* ENTRIES

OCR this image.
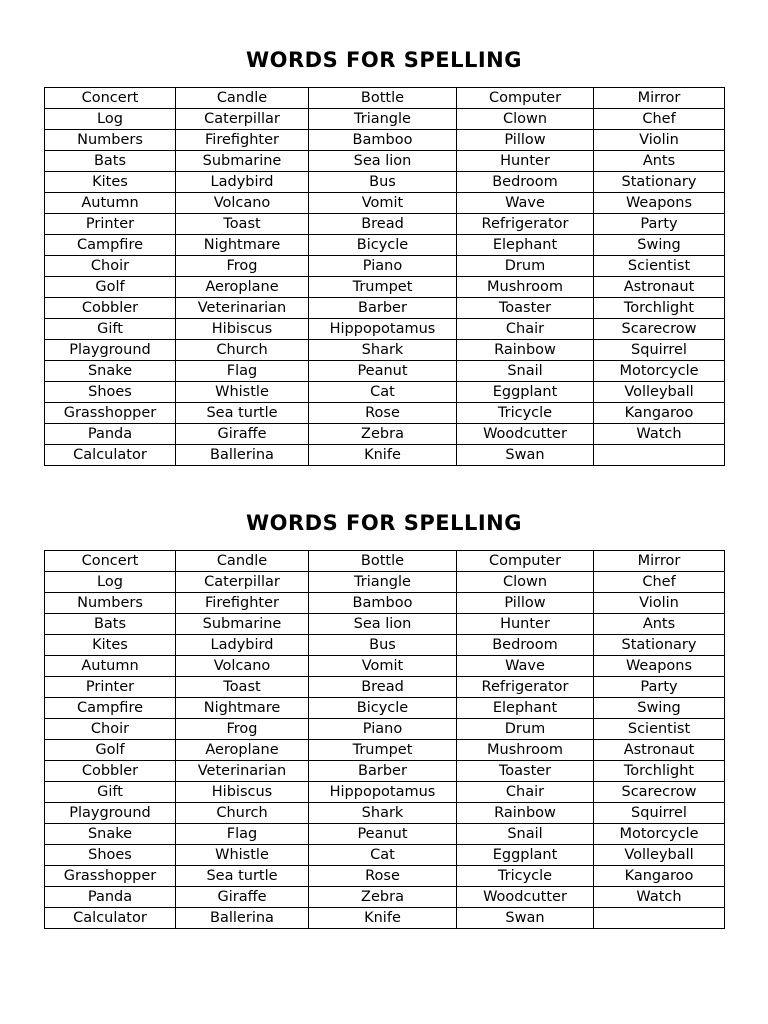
WORDS FOR SPELLING
Concert	Candle	Bottle	Computer	Mirror
Log	Caterpillar	Triangle	Clown	Chef
Numbers	Firefighter	Bamboo	Pillow	Violin
Bats	Submarine	Sea lion	Hunter	Ants
Kites	Ladybird	Bus	Bedroom	Stationary
Autumn	Volcano	Vomit	Wave	Weapons
Printer	Toast	Bread	Refrigerator	Party
Campfire	Nightmare	Bicycle	Elephant	Swing
Choir	Frog	Piano	Drum	Scientist
Golf	Aeroplane	Trumpet	Mushroom	Astronaut
Cobbler	Veterinarian	Barber	Toaster	Torchlight
Gift	Hibiscus	Hippopotamus	Chair	Scarecrow
Playground	Church	Shark	Rainbow	Squirrel
Snake	Flag	Peanut	Snail	Motorcycle
Shoes	Whistle	Cat	Eggplant	Volleyball
Grasshopper	Sea turtle	Rose	Tricycle	Kangaroo
Panda	Giraffe	Zebra	Woodcutter	Watch
Calculator	Ballerina	Knife	Swan	
WORDS FOR SPELLING
Concert	Candle	Bottle	Computer	Mirror
Log	Caterpillar	Triangle	Clown	Chef
Numbers	Firefighter	Bamboo	Pillow	Violin
Bats	Submarine	Sea lion	Hunter	Ants
Kites	Ladybird	Bus	Bedroom	Stationary
Autumn	Volcano	Vomit	Wave	Weapons
Printer	Toast	Bread	Refrigerator	Party
Campfire	Nightmare	Bicycle	Elephant	Swing
Choir	Frog	Piano	Drum	Scientist
Golf	Aeroplane	Trumpet	Mushroom	Astronaut
Cobbler	Veterinarian	Barber	Toaster	Torchlight
Gift	Hibiscus	Hippopotamus	Chair	Scarecrow
Playground	Church	Shark	Rainbow	Squirrel
Snake	Flag	Peanut	Snail	Motorcycle
Shoes	Whistle	Cat	Eggplant	Volleyball
Grasshopper	Sea turtle	Rose	Tricycle	Kangaroo
Panda	Giraffe	Zebra	Woodcutter	Watch
Calculator	Ballerina	Knife	Swan	
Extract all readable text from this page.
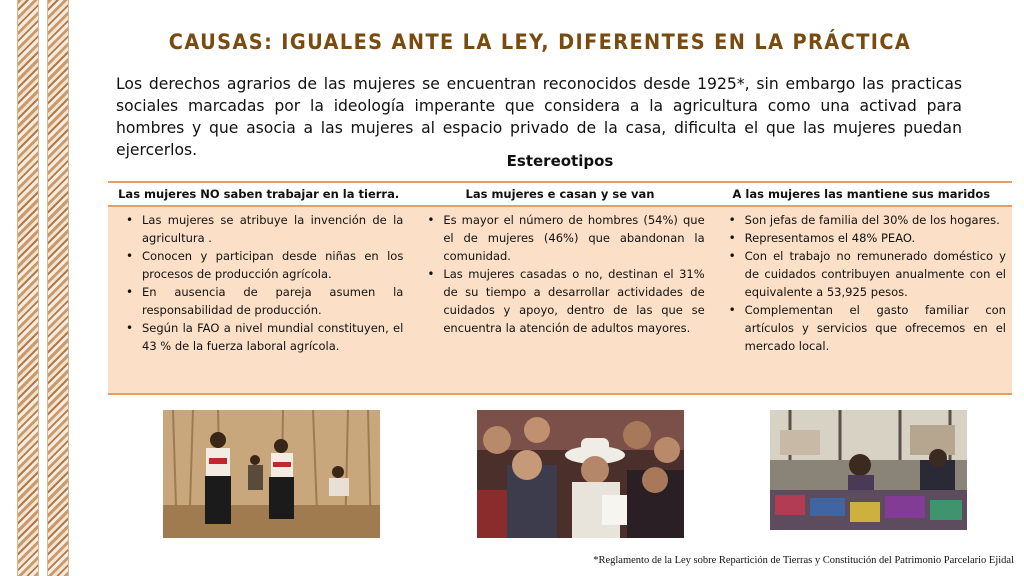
CAUSAS: IGUALES ANTE LA LEY, DIFERENTES EN LA PRÁCTICA
Los derechos agrarios de las mujeres se encuentran reconocidos desde 1925*, sin embargo las practicas sociales marcadas por la ideología imperante que considera a la agricultura como una activad para hombres y que asocia a las mujeres al espacio privado de la casa, dificulta el que las mujeres puedan ejercerlos.
Estereotipos
Las mujeres NO saben trabajar en la tierra.	Las mujeres e casan y se van	A las mujeres las mantiene sus maridos
• Las mujeres se atribuye la invención de la agricultura .
• Conocen y participan desde niñas en los procesos de producción agrícola.
• En ausencia de pareja asumen la responsabilidad de producción.
• Según la FAO a nivel mundial constituyen, el 43 % de la fuerza laboral agrícola.
• Es mayor el número de hombres (54%) que el de mujeres (46%) que abandonan la comunidad.
• Las mujeres casadas o no, destinan el 31% de su tiempo a desarrollar actividades de cuidados y apoyo, dentro de las que se encuentra la atención de adultos mayores.
• Son jefas de familia del 30% de los hogares.
• Representamos el 48% PEAO.
• Con el trabajo no remunerado doméstico y de cuidados contribuyen anualmente con el equivalente a 53,925 pesos.
• Complementan el gasto familiar con artículos y servicios que ofrecemos en el mercado local.
*Reglamento de la Ley sobre Repartición de Tierras y Constitución del Patrimonio Parcelario Ejidal
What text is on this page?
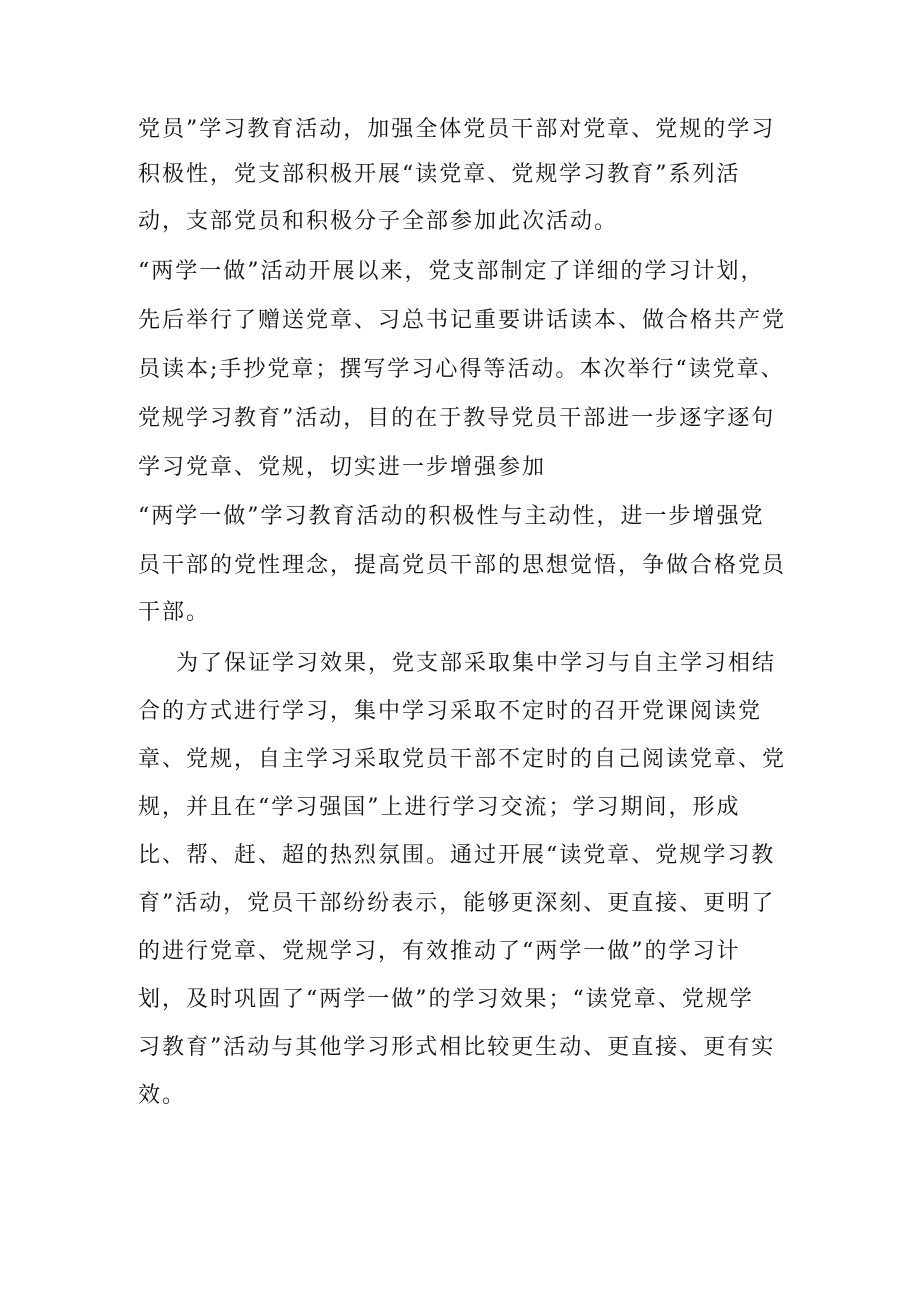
党员”学习教育活动，加强全体党员干部对党章、党规的学习
积极性，党支部积极开展“读党章、党规学习教育”系列活
动，支部党员和积极分子全部参加此次活动。
“两学一做”活动开展以来，党支部制定了详细的学习计划，
先后举行了赠送党章、习总书记重要讲话读本、做合格共产党
员读本;手抄党章；撰写学习心得等活动。本次举行“读党章、
党规学习教育”活动，目的在于教导党员干部进一步逐字逐句
学习党章、党规，切实进一步增强参加
“两学一做”学习教育活动的积极性与主动性，进一步增强党
员干部的党性理念，提高党员干部的思想觉悟，争做合格党员
干部。
为了保证学习效果，党支部采取集中学习与自主学习相结
合的方式进行学习，集中学习采取不定时的召开党课阅读党
章、党规，自主学习采取党员干部不定时的自己阅读党章、党
规，并且在“学习强国”上进行学习交流；学习期间，形成
比、帮、赶、超的热烈氛围。通过开展“读党章、党规学习教
育”活动，党员干部纷纷表示，能够更深刻、更直接、更明了
的进行党章、党规学习，有效推动了“两学一做”的学习计
划，及时巩固了“两学一做”的学习效果；“读党章、党规学
习教育”活动与其他学习形式相比较更生动、更直接、更有实
效。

* PROBLEM
Every line from the one containing "What text is on this page?" through the end of the entries above, both included, should be extracted exactly, with pictures left out.

* COMPLETE OUTPUT
What text is on this page?
党员”学习教育活动，加强全体党员干部对党章、党规的学习
积极性，党支部积极开展“读党章、党规学习教育”系列活
动，支部党员和积极分子全部参加此次活动。
“两学一做”活动开展以来，党支部制定了详细的学习计划，
先后举行了赠送党章、习总书记重要讲话读本、做合格共产党
员读本;手抄党章；撰写学习心得等活动。本次举行“读党章、
党规学习教育”活动，目的在于教导党员干部进一步逐字逐句
学习党章、党规，切实进一步增强参加
“两学一做”学习教育活动的积极性与主动性，进一步增强党
员干部的党性理念，提高党员干部的思想觉悟，争做合格党员
干部。
为了保证学习效果，党支部采取集中学习与自主学习相结
合的方式进行学习，集中学习采取不定时的召开党课阅读党
章、党规，自主学习采取党员干部不定时的自己阅读党章、党
规，并且在“学习强国”上进行学习交流；学习期间，形成
比、帮、赶、超的热烈氛围。通过开展“读党章、党规学习教
育”活动，党员干部纷纷表示，能够更深刻、更直接、更明了
的进行党章、党规学习，有效推动了“两学一做”的学习计
划，及时巩固了“两学一做”的学习效果；“读党章、党规学
习教育”活动与其他学习形式相比较更生动、更直接、更有实
效。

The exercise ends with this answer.